= SHORT EXERCISE =
Locate and copy all lines bearing the word "JSON".

= Stored entries =

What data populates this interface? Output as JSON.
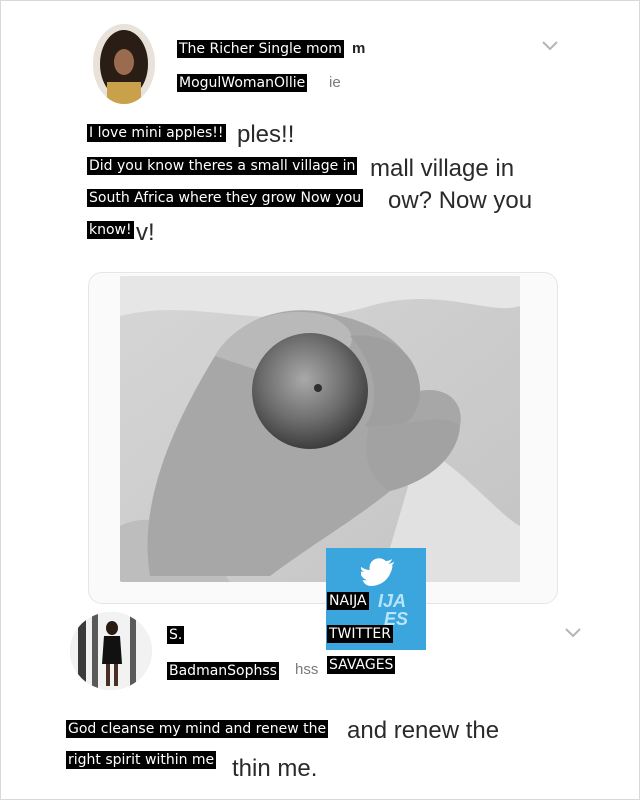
{
  "post1": {
    "display_name": "The Richer Single mom",
    "display_name_tail": "m",
    "handle": "MogulWomanOllie",
    "handle_tail": "ie",
    "text_lines": [
      "I love mini apples!!",
      "Did you know theres a small village in",
      "South Africa where they grow Now you",
      "know!"
    ],
    "ghost_lines": [
      "ples!!",
      "mall village in",
      "ow? Now you",
      "v!"
    ]
  },
  "watermark": {
    "lines": [
      "NAIJA",
      "TWITTER",
      "SAVAGES"
    ],
    "brand_color": "#3aa6dd",
    "icon": "bird-icon"
  },
  "post2": {
    "display_name": "S.",
    "handle": "BadmanSophss",
    "handle_tail": "hss",
    "text_lines": [
      "God cleanse my mind and renew the",
      "right spirit within me"
    ],
    "ghost_lines": [
      "and renew the",
      "thin me."
    ]
  },
  "icons": {
    "menu_chevron": "chevron-down-icon"
  }
}
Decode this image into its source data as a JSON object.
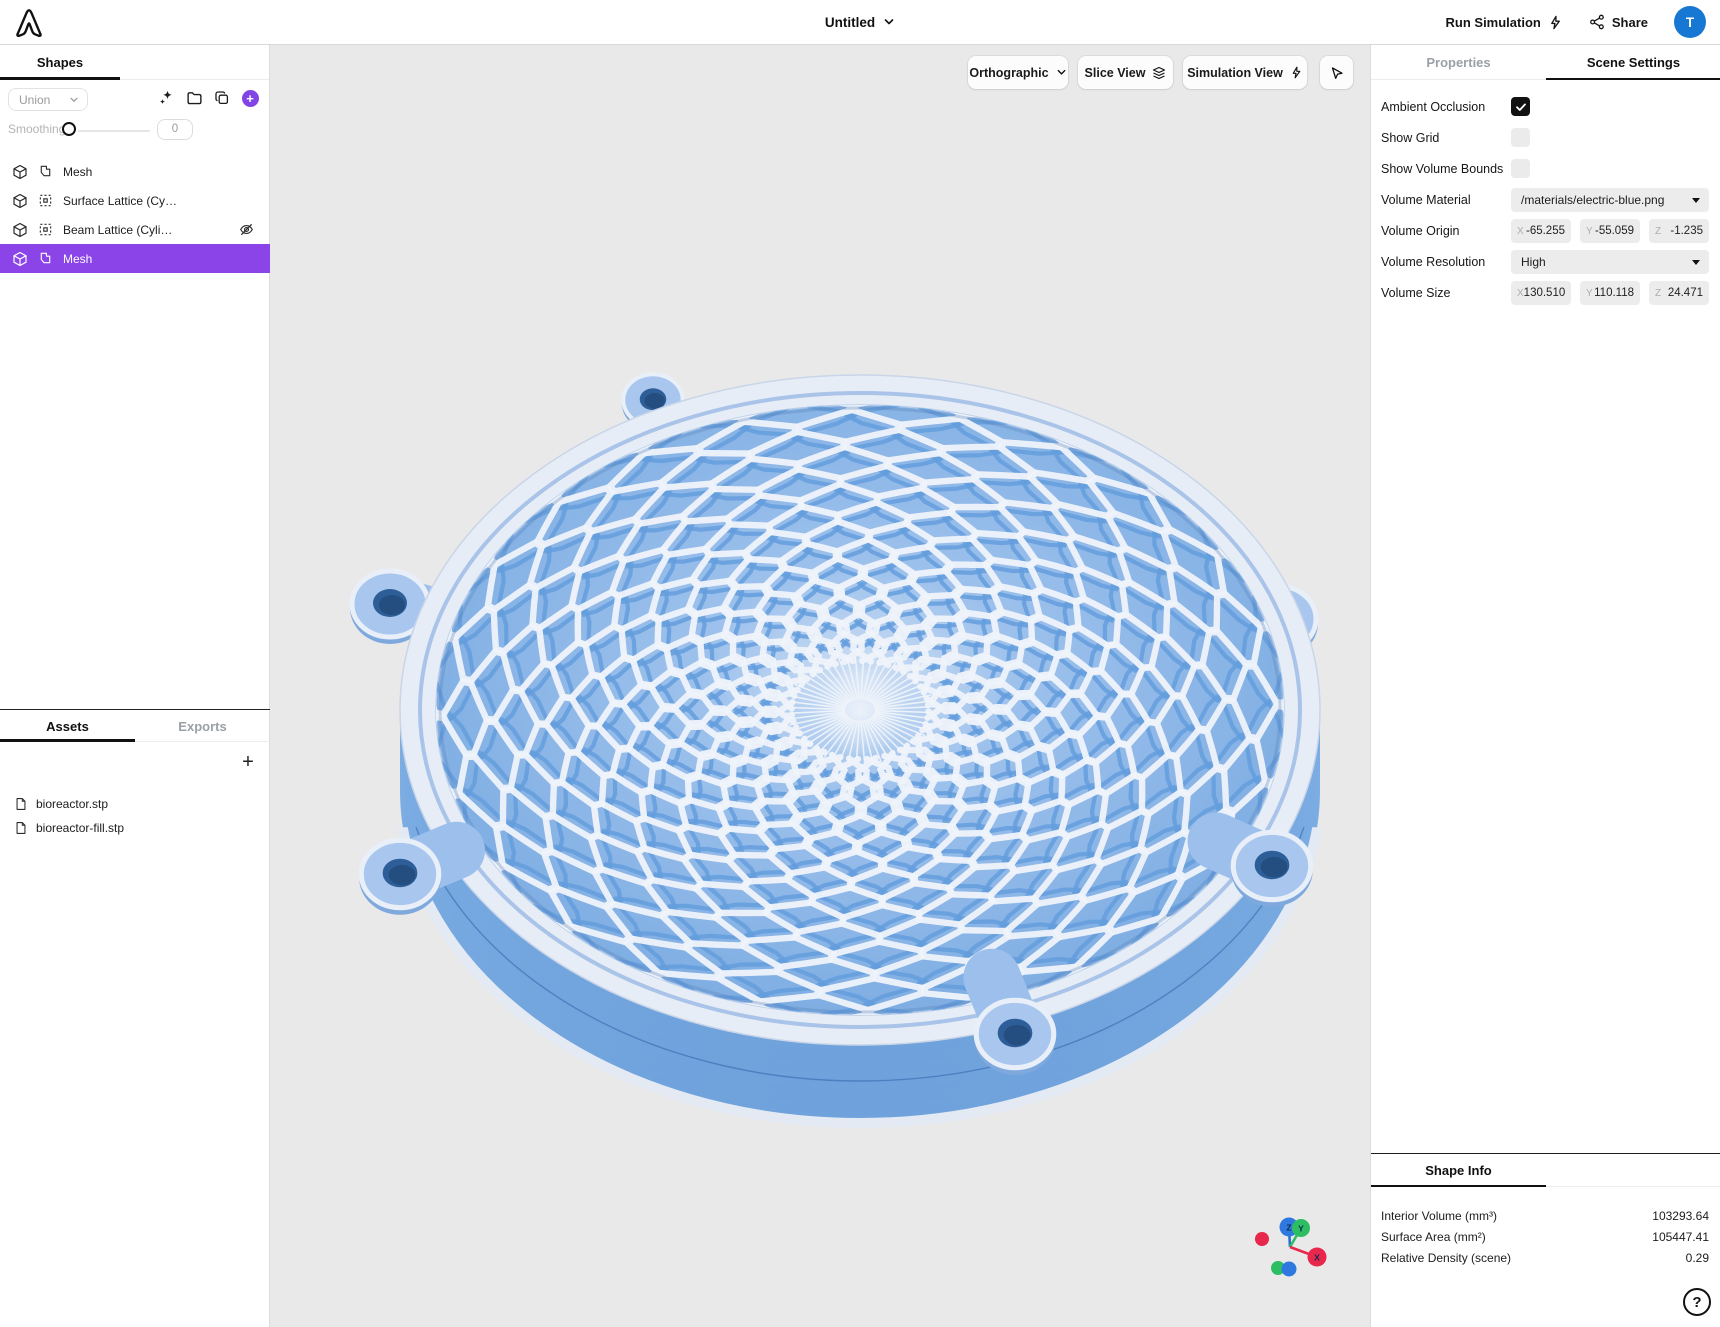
{
  "app": {
    "title": "Untitled"
  },
  "topbar": {
    "run_simulation": "Run Simulation",
    "share": "Share",
    "avatar_initial": "T"
  },
  "left_panel": {
    "shapes_tab": "Shapes",
    "boolean_op": "Union",
    "smoothing_label": "Smoothing",
    "smoothing_value": "0",
    "shapes": [
      {
        "label": "Mesh",
        "type": "mesh",
        "hidden": false,
        "selected": false
      },
      {
        "label": "Surface Lattice (Cy…",
        "type": "lattice",
        "hidden": false,
        "selected": false
      },
      {
        "label": "Beam Lattice (Cyli…",
        "type": "lattice",
        "hidden": true,
        "selected": false
      },
      {
        "label": "Mesh",
        "type": "mesh",
        "hidden": false,
        "selected": true
      }
    ],
    "assets_tab": "Assets",
    "exports_tab": "Exports",
    "files": [
      {
        "name": "bioreactor.stp"
      },
      {
        "name": "bioreactor-fill.stp"
      }
    ]
  },
  "viewport": {
    "projection": "Orthographic",
    "slice_view": "Slice View",
    "simulation_view": "Simulation View",
    "axis_labels": {
      "x": "X",
      "y": "Y",
      "z": "Z"
    }
  },
  "right_panel": {
    "tabs": {
      "properties": "Properties",
      "scene_settings": "Scene Settings"
    },
    "ambient_occlusion_label": "Ambient Occlusion",
    "ambient_occlusion_checked": true,
    "show_grid_label": "Show Grid",
    "show_grid_checked": false,
    "show_volume_bounds_label": "Show Volume Bounds",
    "show_volume_bounds_checked": false,
    "volume_material_label": "Volume Material",
    "volume_material_value": "/materials/electric-blue.png",
    "volume_origin_label": "Volume Origin",
    "volume_origin": {
      "x": "-65.255",
      "y": "-55.059",
      "z": "-1.235"
    },
    "volume_resolution_label": "Volume Resolution",
    "volume_resolution_value": "High",
    "volume_size_label": "Volume Size",
    "volume_size": {
      "x": "130.510",
      "y": "110.118",
      "z": "24.471"
    },
    "axis_field_labels": {
      "x": "X",
      "y": "Y",
      "z": "Z"
    }
  },
  "shape_info": {
    "title": "Shape Info",
    "rows": [
      {
        "label": "Interior Volume (mm³)",
        "value": "103293.64"
      },
      {
        "label": "Surface Area (mm²)",
        "value": "105447.41"
      },
      {
        "label": "Relative Density (scene)",
        "value": "0.29"
      }
    ],
    "help": "?"
  },
  "colors": {
    "accent_purple": "#8b44e8",
    "avatar_blue": "#1678d2",
    "object_blue": "#7aabe2",
    "object_ridge_white": "#eef3fa",
    "viewport_bg": "#e9e9e9",
    "axis_x_red": "#e62e55",
    "axis_y_green": "#2ec468",
    "axis_z_blue": "#2e78e0"
  }
}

= THE OUTPUT =
What data populates this interface? Output as JSON.
Decode this image into its source data as a JSON object.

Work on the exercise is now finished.